[Stored entries]
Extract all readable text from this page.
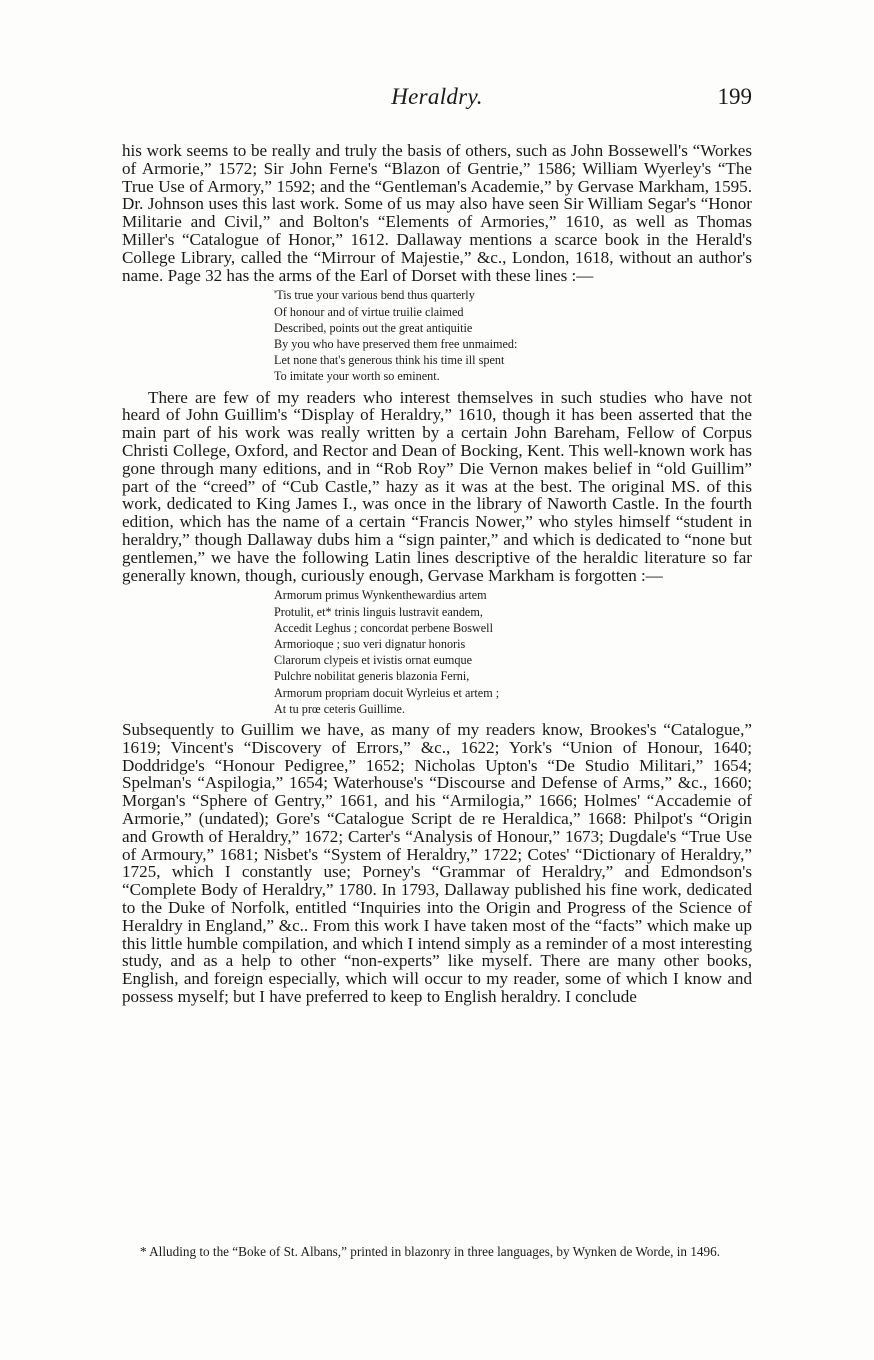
Heraldry.	199

his work seems to be really and truly the basis of others, such as John Bossewell's “Workes of Armorie,” 1572; Sir John Ferne's “Blazon of Gentrie,” 1586; William Wyerley's “The True Use of Armory,” 1592; and the “Gentleman's Academie,” by Gervase Markham, 1595. Dr. Johnson uses this last work. Some of us may also have seen Sir William Segar's “Honor Militarie and Civil,” and Bolton's “Elements of Armories,” 1610, as well as Thomas Miller's “Catalogue of Honor,” 1612. Dallaway mentions a scarce book in the Herald's College Library, called the “Mirrour of Majestie,” &c., London, 1618, without an author's name. Page 32 has the arms of the Earl of Dorset with these lines :—

'Tis true your various bend thus quarterly
Of honour and of virtue truilie claimed
Described, points out the great antiquitie
By you who have preserved them free unmaimed:
Let none that's generous think his time ill spent
To imitate your worth so eminent.

There are few of my readers who interest themselves in such studies who have not heard of John Guillim's “Display of Heraldry,” 1610, though it has been asserted that the main part of his work was really written by a certain John Bareham, Fellow of Corpus Christi College, Oxford, and Rector and Dean of Bocking, Kent. This well-known work has gone through many editions, and in “Rob Roy” Die Vernon makes belief in “old Guillim” part of the “creed” of “Cub Castle,” hazy as it was at the best. The original MS. of this work, dedicated to King James I., was once in the library of Naworth Castle. In the fourth edition, which has the name of a certain “Francis Nower,” who styles himself “student in heraldry,” though Dallaway dubs him a “sign painter,” and which is dedicated to “none but gentlemen,” we have the following Latin lines descriptive of the heraldic literature so far generally known, though, curiously enough, Gervase Markham is forgotten :—

Armorum primus Wynkenthewardius artem
Protulit, et* trinis linguis lustravit eandem,
Accedit Leghus ; concordat perbene Boswell
Armorioque ; suo veri dignatur honoris
Clarorum clypeis et ivistis ornat eumque
Pulchre nobilitat generis blazonia Ferni,
Armorum propriam docuit Wyrleius et artem ;
At tu prœ ceteris Guillime.

Subsequently to Guillim we have, as many of my readers know, Brookes's “Catalogue,” 1619; Vincent's “Discovery of Errors,” &c., 1622; York's “Union of Honour, 1640; Doddridge's “Honour Pedigree,” 1652; Nicholas Upton's “De Studio Militari,” 1654; Spelman's “Aspilogia,” 1654; Waterhouse's “Discourse and Defense of Arms,” &c., 1660; Morgan's “Sphere of Gentry,” 1661, and his “Armilogia,” 1666; Holmes' “Accademie of Armorie,” (undated); Gore's “Catalogue Script de re Heraldica,” 1668: Philpot's “Origin and Growth of Heraldry,” 1672; Carter's “Analysis of Honour,” 1673; Dugdale's “True Use of Armoury,” 1681; Nisbet's “System of Heraldry,” 1722; Cotes' “Dictionary of Heraldry,” 1725, which I constantly use; Porney's “Grammar of Heraldry,” and Edmondson's “Complete Body of Heraldry,” 1780. In 1793, Dallaway published his fine work, dedicated to the Duke of Norfolk, entitled “Inquiries into the Origin and Progress of the Science of Heraldry in England,” &c.. From this work I have taken most of the “facts” which make up this little humble compilation, and which I intend simply as a reminder of a most interesting study, and as a help to other “non-experts” like myself. There are many other books, English, and foreign especially, which will occur to my reader, some of which I know and possess myself; but I have preferred to keep to English heraldry. I conclude

* Alluding to the “Boke of St. Albans,” printed in blazonry in three languages, by Wynken de Worde, in 1496.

# Your instructions
Report only the count of lines that include the string "Armorum".

# Completed task
2